Drop every picture and give the entries back exactly.

# # #

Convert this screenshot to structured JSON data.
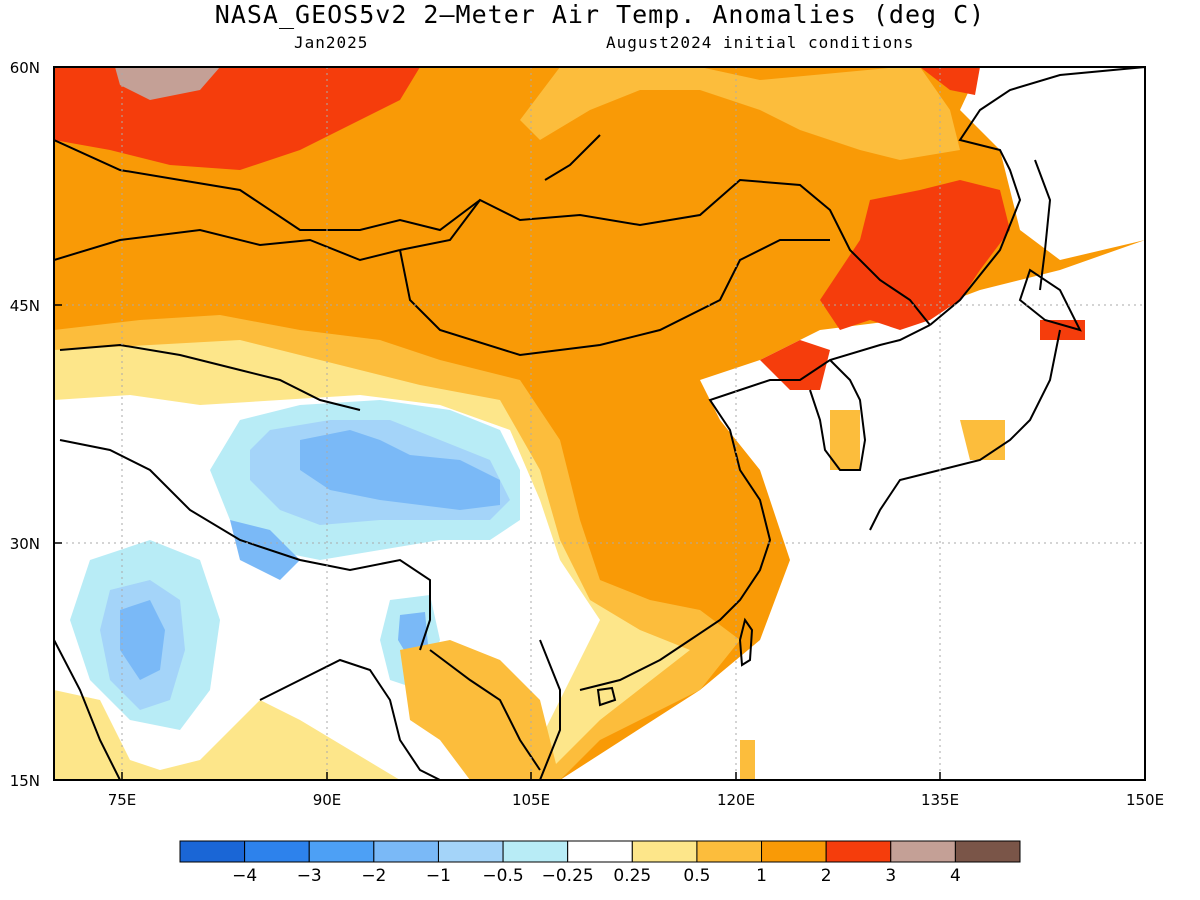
{
  "title": "NASA_GEOS5v2 2–Meter Air Temp. Anomalies (deg C)",
  "subtitle_left": "Jan2025",
  "subtitle_right": "August2024 initial conditions",
  "lat_labels": [
    "60N",
    "45N",
    "30N",
    "15N"
  ],
  "lon_labels": [
    "75E",
    "90E",
    "105E",
    "120E",
    "135E",
    "150E"
  ],
  "map_extent": {
    "lon": [
      70,
      150
    ],
    "lat": [
      15,
      60
    ]
  },
  "colorbar": {
    "labels": [
      "-4",
      "-3",
      "-2",
      "-1",
      "-0.5",
      "-0.25",
      "0.25",
      "0.5",
      "1",
      "2",
      "3",
      "4"
    ],
    "colors": [
      "#1a66d6",
      "#2d82ec",
      "#4da0f5",
      "#7ab9f7",
      "#a4d4f9",
      "#b8ecf6",
      "#ffffff",
      "#fde68a",
      "#fcbd3c",
      "#f99a06",
      "#f53d0c",
      "#c4a096",
      "#7a5548"
    ]
  },
  "colors": {
    "ocean": "#ffffff",
    "near_zero": "#ffffff",
    "warm_light": "#fde68a",
    "warm": "#fcbd3c",
    "warm_strong": "#f99a06",
    "hot": "#f53d0c",
    "very_hot": "#c4a096",
    "cool_light": "#b8ecf6",
    "cool": "#a4d4f9",
    "cooler": "#7ab9f7",
    "coastline": "#000000",
    "grid": "#aaaaaa"
  }
}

# # #

### EXERCISE ANSWER
Convert this screenshot to structured JSON data.
{
  "title": "NASA_GEOS5v2 2–Meter Air Temp. Anomalies (deg C)",
  "subtitle_left": "Jan2025",
  "subtitle_right": "August2024 initial conditions",
  "lat_labels": [
    "60N",
    "45N",
    "30N",
    "15N"
  ],
  "lon_labels": [
    "75E",
    "90E",
    "105E",
    "120E",
    "135E",
    "150E"
  ],
  "map_extent": {
    "lon": [
      70,
      150
    ],
    "lat": [
      15,
      60
    ]
  },
  "colorbar": {
    "labels": [
      "-4",
      "-3",
      "-2",
      "-1",
      "-0.5",
      "-0.25",
      "0.25",
      "0.5",
      "1",
      "2",
      "3",
      "4"
    ],
    "colors": [
      "#1a66d6",
      "#2d82ec",
      "#4da0f5",
      "#7ab9f7",
      "#a4d4f9",
      "#b8ecf6",
      "#ffffff",
      "#fde68a",
      "#fcbd3c",
      "#f99a06",
      "#f53d0c",
      "#c4a096",
      "#7a5548"
    ]
  },
  "colors": {
    "ocean": "#ffffff",
    "near_zero": "#ffffff",
    "warm_light": "#fde68a",
    "warm": "#fcbd3c",
    "warm_strong": "#f99a06",
    "hot": "#f53d0c",
    "very_hot": "#c4a096",
    "cool_light": "#b8ecf6",
    "cool": "#a4d4f9",
    "cooler": "#7ab9f7",
    "coastline": "#000000",
    "grid": "#aaaaaa"
  }
}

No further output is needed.